• Directions for this task: Among the lines below, count those containing the word "note". Give the number only.

Data records
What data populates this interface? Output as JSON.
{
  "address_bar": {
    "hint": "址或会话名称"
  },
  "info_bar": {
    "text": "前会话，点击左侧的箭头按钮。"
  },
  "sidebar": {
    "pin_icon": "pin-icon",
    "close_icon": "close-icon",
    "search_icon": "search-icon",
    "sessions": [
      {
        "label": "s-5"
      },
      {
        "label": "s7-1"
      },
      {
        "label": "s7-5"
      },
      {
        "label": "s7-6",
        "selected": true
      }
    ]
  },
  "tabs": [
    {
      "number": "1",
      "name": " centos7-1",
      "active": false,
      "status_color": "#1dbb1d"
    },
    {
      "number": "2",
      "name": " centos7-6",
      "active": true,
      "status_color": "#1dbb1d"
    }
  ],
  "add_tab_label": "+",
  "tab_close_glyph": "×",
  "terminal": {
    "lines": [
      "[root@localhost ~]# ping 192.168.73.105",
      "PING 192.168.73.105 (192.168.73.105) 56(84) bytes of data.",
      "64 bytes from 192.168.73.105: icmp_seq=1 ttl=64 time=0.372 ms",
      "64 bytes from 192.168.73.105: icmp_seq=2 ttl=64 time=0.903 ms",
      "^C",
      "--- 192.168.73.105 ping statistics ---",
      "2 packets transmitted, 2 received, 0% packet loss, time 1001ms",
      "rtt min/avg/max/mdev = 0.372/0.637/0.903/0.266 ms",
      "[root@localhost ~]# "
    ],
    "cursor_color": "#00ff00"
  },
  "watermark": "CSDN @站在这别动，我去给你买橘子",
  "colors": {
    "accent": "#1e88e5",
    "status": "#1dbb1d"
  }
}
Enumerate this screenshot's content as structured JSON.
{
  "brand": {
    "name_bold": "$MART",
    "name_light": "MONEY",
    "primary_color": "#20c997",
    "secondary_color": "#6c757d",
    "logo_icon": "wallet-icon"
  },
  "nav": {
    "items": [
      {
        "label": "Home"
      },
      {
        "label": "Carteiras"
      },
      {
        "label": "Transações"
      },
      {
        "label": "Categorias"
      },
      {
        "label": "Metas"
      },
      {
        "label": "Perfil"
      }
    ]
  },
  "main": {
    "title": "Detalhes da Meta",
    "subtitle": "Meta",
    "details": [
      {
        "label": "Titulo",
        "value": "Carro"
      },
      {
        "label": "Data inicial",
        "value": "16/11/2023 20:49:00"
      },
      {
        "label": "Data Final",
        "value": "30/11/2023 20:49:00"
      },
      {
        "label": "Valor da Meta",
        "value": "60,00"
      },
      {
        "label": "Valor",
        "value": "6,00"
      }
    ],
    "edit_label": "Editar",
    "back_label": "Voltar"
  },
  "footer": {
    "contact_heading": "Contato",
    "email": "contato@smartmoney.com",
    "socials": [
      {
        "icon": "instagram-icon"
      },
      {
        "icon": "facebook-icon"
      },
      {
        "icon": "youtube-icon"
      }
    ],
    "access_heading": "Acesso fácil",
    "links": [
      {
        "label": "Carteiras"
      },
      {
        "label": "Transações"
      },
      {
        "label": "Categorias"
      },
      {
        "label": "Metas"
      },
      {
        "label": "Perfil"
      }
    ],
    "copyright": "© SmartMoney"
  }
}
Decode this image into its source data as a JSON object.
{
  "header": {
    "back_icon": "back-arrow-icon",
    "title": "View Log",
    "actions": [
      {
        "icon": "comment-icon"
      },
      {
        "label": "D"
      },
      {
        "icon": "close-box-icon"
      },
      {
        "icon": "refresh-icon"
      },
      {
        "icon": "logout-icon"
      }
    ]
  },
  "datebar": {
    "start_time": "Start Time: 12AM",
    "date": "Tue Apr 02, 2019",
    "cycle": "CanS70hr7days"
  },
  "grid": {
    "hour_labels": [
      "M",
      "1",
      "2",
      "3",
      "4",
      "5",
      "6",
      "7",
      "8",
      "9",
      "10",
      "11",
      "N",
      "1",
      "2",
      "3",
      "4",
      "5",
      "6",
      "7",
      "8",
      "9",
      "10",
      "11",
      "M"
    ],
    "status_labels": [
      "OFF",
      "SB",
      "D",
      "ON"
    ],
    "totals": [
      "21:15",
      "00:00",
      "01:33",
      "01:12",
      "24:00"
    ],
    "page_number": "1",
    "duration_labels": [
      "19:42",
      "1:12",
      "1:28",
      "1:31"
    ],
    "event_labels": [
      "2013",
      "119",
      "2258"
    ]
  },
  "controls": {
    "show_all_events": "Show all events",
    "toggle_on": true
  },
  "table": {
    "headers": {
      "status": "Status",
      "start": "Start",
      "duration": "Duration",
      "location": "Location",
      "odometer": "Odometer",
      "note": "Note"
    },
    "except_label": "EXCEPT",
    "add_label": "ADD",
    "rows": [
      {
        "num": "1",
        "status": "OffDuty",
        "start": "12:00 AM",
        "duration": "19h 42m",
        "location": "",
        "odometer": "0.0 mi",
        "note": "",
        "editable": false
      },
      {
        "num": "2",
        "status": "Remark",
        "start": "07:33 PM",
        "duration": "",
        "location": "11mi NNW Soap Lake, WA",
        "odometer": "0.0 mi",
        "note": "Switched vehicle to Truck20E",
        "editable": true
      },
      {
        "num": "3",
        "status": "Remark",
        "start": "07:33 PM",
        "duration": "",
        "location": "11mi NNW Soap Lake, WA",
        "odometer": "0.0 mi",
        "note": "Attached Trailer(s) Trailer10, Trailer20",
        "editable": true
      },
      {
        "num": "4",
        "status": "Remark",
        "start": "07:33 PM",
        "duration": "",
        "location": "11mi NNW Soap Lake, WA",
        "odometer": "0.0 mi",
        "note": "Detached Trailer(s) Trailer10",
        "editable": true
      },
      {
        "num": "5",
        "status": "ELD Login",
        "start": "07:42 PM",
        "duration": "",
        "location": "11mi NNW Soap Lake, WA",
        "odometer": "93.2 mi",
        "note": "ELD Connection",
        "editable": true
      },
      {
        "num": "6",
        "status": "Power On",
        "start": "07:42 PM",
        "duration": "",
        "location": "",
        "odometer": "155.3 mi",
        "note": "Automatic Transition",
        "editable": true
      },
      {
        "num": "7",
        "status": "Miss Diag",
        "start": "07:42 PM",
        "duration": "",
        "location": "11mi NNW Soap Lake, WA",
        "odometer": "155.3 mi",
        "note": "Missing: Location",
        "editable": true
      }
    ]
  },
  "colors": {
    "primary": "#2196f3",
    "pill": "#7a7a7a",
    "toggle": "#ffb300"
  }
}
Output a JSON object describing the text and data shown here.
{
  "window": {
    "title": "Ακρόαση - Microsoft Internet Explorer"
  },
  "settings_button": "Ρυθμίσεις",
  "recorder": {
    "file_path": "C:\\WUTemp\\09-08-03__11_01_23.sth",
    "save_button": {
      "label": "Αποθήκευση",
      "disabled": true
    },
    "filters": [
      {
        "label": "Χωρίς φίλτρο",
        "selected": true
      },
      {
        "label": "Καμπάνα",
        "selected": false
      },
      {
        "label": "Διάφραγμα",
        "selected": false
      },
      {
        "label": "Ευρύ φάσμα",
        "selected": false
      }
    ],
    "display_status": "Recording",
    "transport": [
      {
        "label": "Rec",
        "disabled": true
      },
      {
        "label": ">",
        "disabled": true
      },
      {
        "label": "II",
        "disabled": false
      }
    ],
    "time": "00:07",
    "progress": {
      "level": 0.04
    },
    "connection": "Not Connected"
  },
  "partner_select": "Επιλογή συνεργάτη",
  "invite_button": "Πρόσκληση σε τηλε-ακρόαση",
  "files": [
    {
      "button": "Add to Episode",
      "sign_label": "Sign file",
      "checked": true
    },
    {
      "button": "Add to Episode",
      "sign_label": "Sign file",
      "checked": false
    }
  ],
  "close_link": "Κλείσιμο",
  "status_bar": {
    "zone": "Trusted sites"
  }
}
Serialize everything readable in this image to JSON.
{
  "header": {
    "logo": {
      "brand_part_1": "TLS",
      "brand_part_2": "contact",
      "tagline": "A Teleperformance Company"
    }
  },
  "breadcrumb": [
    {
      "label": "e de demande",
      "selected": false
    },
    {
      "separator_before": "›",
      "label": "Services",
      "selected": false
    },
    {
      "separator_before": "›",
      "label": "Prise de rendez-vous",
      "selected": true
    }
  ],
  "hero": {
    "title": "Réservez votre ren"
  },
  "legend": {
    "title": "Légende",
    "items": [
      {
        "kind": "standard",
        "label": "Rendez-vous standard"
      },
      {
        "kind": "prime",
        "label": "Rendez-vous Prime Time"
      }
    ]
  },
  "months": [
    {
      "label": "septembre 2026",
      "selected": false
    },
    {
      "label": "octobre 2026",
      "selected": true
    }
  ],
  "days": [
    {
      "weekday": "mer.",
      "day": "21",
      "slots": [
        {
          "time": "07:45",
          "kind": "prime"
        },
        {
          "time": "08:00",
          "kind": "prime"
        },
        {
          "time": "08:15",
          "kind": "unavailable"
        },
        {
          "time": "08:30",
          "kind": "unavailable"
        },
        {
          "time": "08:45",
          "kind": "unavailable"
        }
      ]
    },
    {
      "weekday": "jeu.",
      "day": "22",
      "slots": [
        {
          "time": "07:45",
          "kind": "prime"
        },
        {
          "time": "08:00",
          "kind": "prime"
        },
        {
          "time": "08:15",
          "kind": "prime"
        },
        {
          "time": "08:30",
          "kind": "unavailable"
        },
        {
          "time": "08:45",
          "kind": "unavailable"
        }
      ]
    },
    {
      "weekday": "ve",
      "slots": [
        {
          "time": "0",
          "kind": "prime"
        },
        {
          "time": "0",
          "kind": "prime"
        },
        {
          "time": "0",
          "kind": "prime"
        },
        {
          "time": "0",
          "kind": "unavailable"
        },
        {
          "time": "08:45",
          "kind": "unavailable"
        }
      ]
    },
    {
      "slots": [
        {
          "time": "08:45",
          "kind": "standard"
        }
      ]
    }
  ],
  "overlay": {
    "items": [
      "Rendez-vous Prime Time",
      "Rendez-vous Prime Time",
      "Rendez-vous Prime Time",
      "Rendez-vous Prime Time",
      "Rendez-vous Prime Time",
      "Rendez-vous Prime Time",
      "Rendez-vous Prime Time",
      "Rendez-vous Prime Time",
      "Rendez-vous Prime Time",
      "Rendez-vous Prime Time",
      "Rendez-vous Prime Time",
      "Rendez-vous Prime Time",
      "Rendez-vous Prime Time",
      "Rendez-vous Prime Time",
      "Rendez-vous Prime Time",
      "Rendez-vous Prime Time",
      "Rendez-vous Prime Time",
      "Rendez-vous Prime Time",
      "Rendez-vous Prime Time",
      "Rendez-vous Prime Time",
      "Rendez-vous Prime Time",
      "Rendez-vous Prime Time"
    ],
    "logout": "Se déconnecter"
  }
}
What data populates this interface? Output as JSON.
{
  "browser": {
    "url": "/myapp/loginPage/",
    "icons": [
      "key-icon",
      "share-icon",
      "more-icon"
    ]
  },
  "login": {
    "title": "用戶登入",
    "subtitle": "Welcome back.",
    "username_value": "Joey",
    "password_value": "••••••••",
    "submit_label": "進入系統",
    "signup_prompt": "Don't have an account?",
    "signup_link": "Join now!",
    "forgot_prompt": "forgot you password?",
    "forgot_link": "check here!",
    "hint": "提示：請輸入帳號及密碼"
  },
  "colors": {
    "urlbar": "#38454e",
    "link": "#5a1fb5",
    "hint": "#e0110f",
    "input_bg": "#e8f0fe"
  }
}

• Task solution: 8